• _TO BE DONE_: Look for the string "全面反转" and copy every line that has it.

• _DATASET EXCERPTS_:
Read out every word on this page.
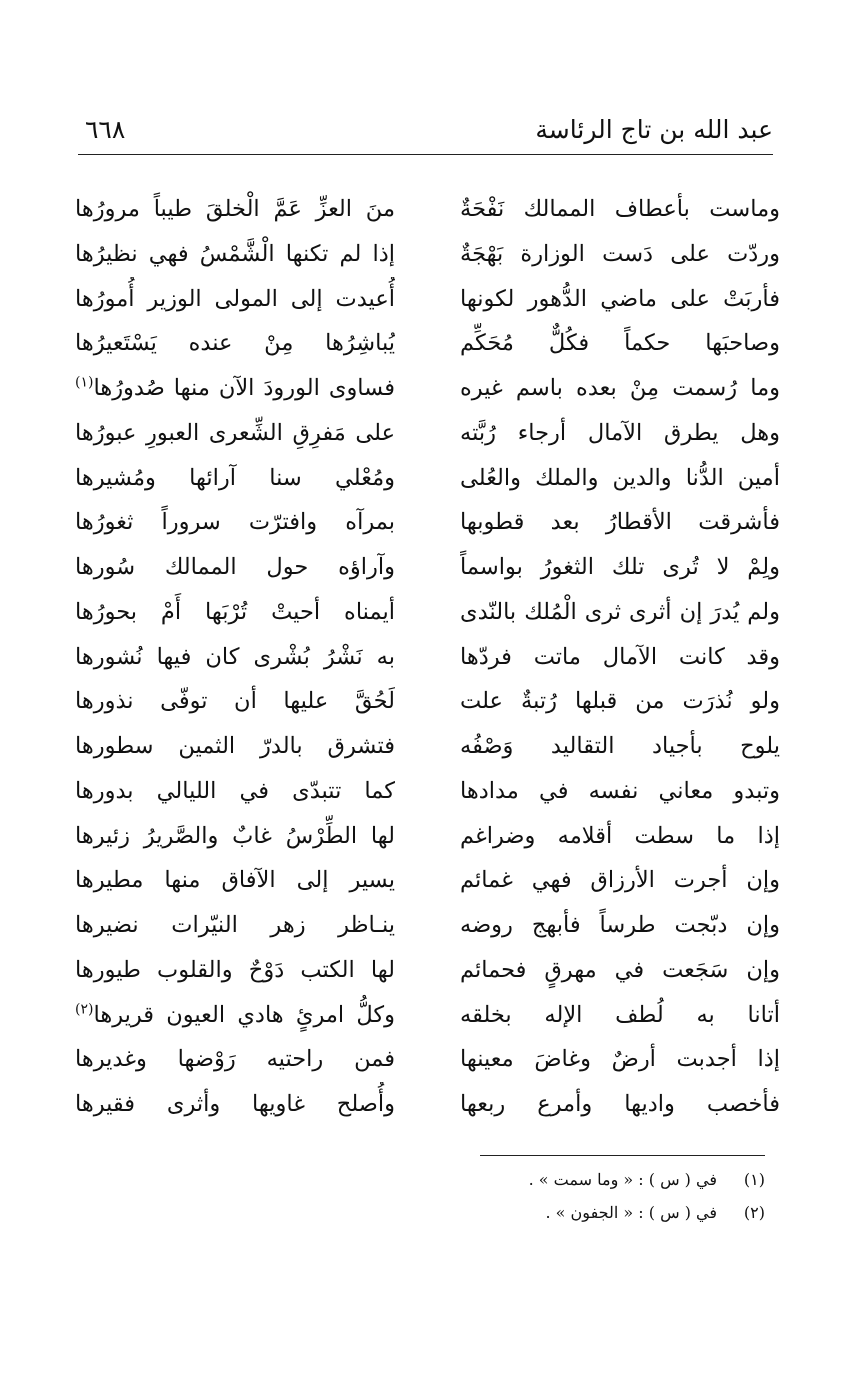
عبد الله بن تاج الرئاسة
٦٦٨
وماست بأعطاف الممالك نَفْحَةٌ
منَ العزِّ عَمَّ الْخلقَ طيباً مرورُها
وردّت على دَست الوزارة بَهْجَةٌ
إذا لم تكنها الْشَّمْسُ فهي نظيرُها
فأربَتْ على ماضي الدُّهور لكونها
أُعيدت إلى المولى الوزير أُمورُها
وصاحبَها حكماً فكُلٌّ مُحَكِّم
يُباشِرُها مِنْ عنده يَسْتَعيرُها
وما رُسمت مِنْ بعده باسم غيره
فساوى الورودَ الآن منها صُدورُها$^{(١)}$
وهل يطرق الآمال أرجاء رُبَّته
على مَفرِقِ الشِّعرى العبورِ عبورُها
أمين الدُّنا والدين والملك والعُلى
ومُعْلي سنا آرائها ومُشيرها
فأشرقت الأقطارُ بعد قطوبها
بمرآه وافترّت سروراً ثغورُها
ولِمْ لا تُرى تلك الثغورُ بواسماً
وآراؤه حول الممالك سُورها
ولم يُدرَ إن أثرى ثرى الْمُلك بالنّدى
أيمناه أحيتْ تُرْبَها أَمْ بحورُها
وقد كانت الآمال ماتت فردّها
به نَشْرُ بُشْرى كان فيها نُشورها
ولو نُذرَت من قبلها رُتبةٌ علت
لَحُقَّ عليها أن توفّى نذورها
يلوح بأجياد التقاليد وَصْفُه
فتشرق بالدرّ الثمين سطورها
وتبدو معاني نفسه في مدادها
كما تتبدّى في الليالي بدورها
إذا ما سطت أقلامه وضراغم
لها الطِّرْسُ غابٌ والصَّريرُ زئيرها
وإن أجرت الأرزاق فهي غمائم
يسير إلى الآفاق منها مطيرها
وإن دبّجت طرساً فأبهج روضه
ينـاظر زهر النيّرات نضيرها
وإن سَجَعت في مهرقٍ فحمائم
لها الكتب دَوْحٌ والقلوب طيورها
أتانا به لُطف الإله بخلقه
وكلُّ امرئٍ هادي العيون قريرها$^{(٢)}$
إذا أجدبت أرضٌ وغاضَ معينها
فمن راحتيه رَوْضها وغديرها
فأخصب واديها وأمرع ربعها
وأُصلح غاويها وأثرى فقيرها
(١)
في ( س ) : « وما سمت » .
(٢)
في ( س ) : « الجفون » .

...

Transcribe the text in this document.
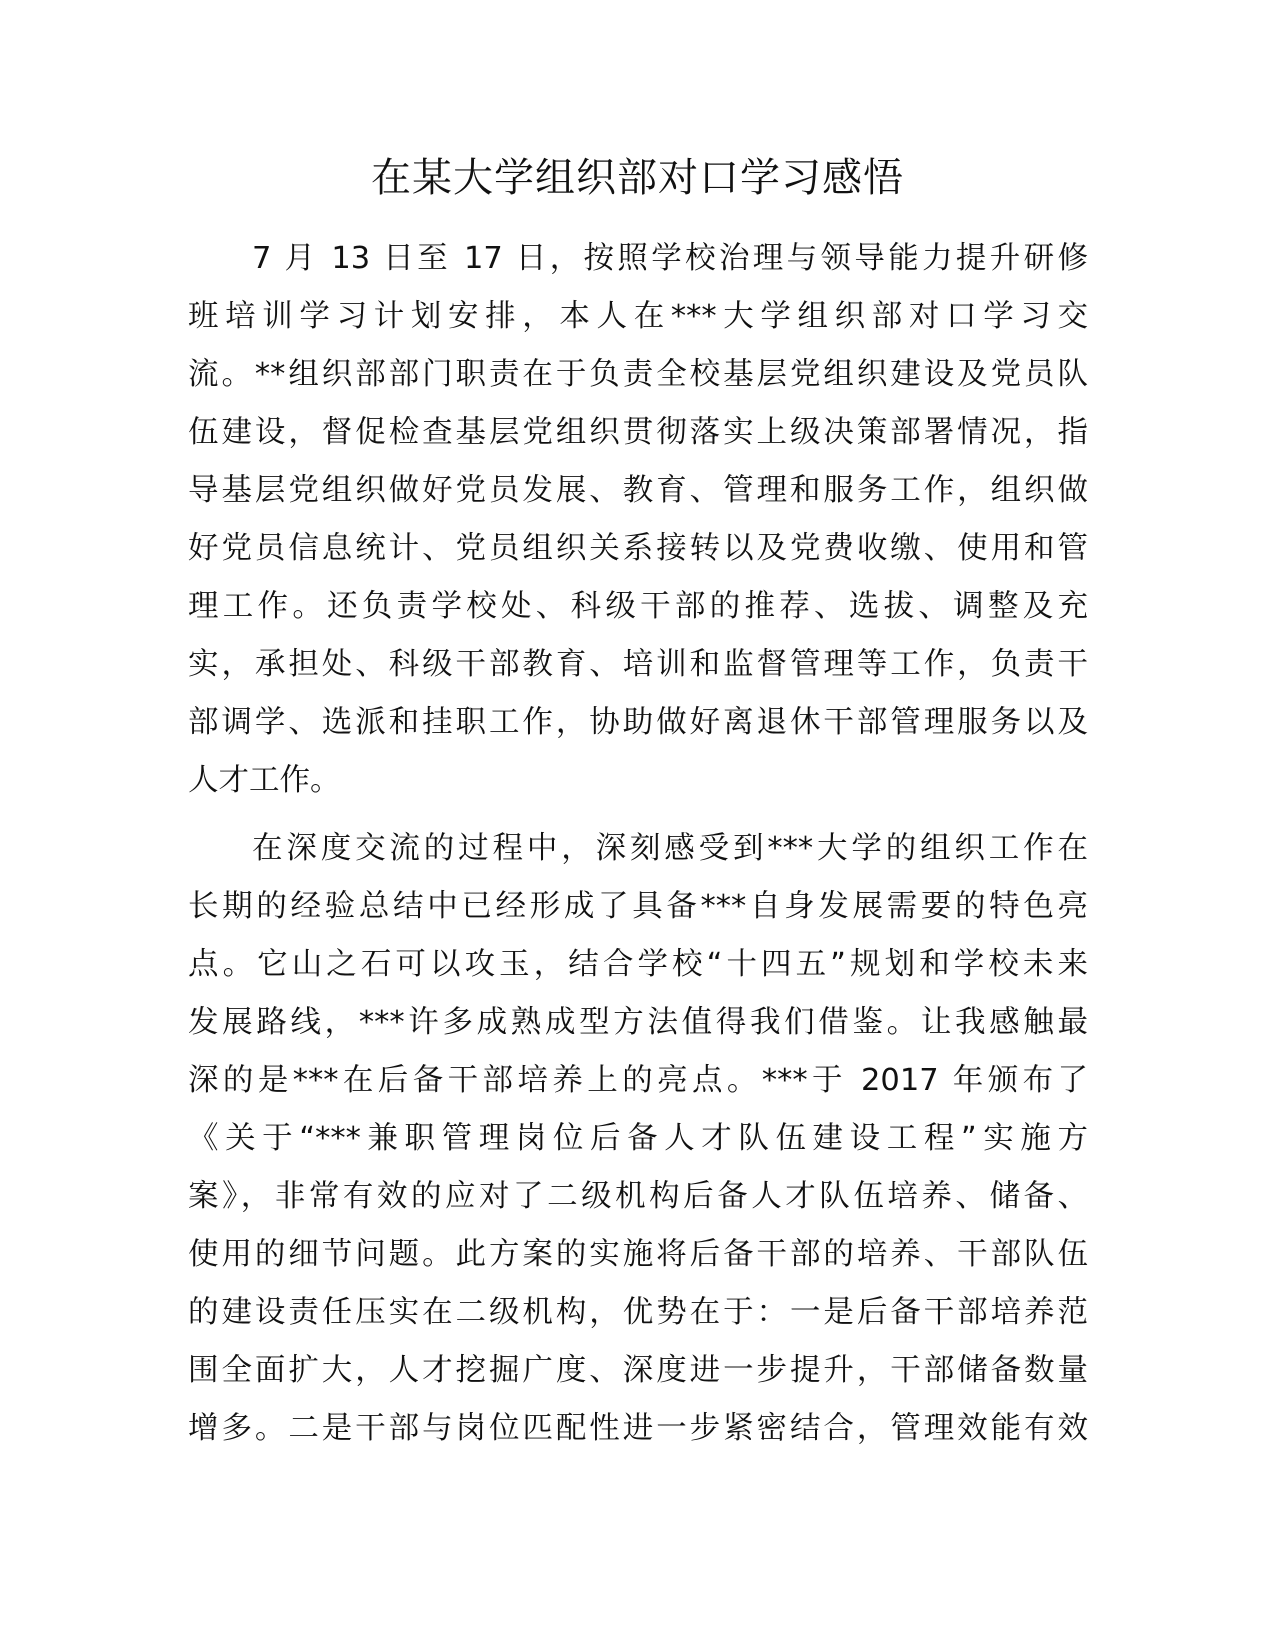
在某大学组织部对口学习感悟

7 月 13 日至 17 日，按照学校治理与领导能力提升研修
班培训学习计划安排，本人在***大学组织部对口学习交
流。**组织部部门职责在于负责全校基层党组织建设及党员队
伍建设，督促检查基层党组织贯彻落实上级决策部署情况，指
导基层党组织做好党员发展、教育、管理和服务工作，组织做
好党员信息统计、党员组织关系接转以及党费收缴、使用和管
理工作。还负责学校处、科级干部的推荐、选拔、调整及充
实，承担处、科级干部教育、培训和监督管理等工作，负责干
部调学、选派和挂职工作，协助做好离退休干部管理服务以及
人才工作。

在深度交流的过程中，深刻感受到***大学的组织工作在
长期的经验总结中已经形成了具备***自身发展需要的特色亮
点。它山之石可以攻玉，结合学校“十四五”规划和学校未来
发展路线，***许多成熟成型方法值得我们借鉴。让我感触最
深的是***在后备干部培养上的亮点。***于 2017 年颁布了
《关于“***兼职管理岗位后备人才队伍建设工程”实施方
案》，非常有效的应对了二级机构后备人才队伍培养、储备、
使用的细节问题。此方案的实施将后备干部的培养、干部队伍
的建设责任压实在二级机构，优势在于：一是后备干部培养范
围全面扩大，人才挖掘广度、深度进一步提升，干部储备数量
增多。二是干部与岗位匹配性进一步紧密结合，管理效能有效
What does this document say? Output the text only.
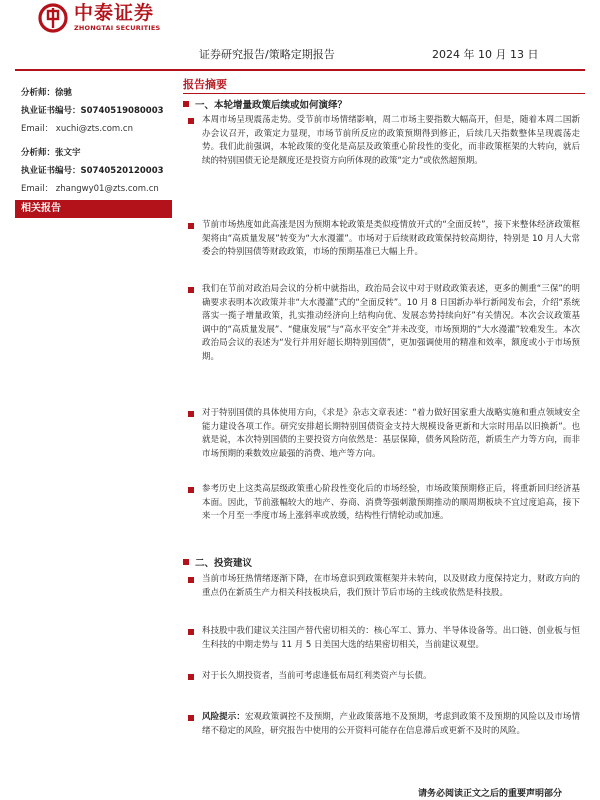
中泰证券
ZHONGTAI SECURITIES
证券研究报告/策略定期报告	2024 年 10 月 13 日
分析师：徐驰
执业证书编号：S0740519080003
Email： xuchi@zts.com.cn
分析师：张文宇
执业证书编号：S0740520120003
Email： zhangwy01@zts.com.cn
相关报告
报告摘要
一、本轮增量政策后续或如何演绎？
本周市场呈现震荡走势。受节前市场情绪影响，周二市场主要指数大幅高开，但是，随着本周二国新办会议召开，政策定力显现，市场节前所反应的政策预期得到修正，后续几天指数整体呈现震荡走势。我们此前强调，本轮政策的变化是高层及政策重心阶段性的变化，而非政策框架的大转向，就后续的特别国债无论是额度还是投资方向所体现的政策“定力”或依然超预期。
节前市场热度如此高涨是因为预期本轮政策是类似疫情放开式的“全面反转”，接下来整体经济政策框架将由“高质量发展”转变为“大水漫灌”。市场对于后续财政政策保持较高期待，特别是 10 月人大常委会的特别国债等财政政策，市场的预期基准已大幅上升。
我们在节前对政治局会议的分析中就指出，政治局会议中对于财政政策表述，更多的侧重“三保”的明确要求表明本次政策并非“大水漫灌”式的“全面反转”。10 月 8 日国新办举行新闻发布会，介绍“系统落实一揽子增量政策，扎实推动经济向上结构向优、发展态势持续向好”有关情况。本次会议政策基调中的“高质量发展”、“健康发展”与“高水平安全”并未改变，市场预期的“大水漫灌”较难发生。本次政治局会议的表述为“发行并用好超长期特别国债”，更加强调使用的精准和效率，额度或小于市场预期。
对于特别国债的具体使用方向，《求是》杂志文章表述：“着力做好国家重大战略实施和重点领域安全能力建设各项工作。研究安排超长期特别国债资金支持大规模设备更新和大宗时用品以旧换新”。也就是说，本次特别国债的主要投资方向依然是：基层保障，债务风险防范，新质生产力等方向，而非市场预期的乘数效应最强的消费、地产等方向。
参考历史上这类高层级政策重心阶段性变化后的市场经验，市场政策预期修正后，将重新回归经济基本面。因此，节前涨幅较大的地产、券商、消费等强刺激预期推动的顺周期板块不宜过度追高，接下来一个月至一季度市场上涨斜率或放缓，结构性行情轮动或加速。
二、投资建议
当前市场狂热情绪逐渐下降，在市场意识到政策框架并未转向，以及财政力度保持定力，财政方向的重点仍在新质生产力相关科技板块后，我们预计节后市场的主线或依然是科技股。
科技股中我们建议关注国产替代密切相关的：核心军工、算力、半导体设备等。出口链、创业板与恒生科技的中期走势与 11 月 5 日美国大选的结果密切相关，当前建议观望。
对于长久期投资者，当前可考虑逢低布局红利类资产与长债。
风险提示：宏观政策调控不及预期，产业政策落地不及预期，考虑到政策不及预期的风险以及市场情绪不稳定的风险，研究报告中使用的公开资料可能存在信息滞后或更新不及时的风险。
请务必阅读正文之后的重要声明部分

• _RESPONSE TO THIS TASK_:
节前市场热度如此高涨是因为预期本轮政策是类似疫情放开式的“全面反转”，接下来整体经济政策框架将由“高质量发展”转变为“大水漫灌”。市场对于后续财政政策保持较高期待，特别是 10 月人大常委会的特别国债等财政政策，市场的预期基准已大幅上升。
我们在节前对政治局会议的分析中就指出，政治局会议中对于财政政策表述，更多的侧重“三保”的明确要求表明本次政策并非“大水漫灌”式的“全面反转”。10 月 8 日国新办举行新闻发布会，介绍“系统落实一揽子增量政策，扎实推动经济向上结构向优、发展态势持续向好”有关情况。本次会议政策基调中的“高质量发展”、“健康发展”与“高水平安全”并未改变，市场预期的“大水漫灌”较难发生。本次政治局会议的表述为“发行并用好超长期特别国债”，更加强调使用的精准和效率，额度或小于市场预期。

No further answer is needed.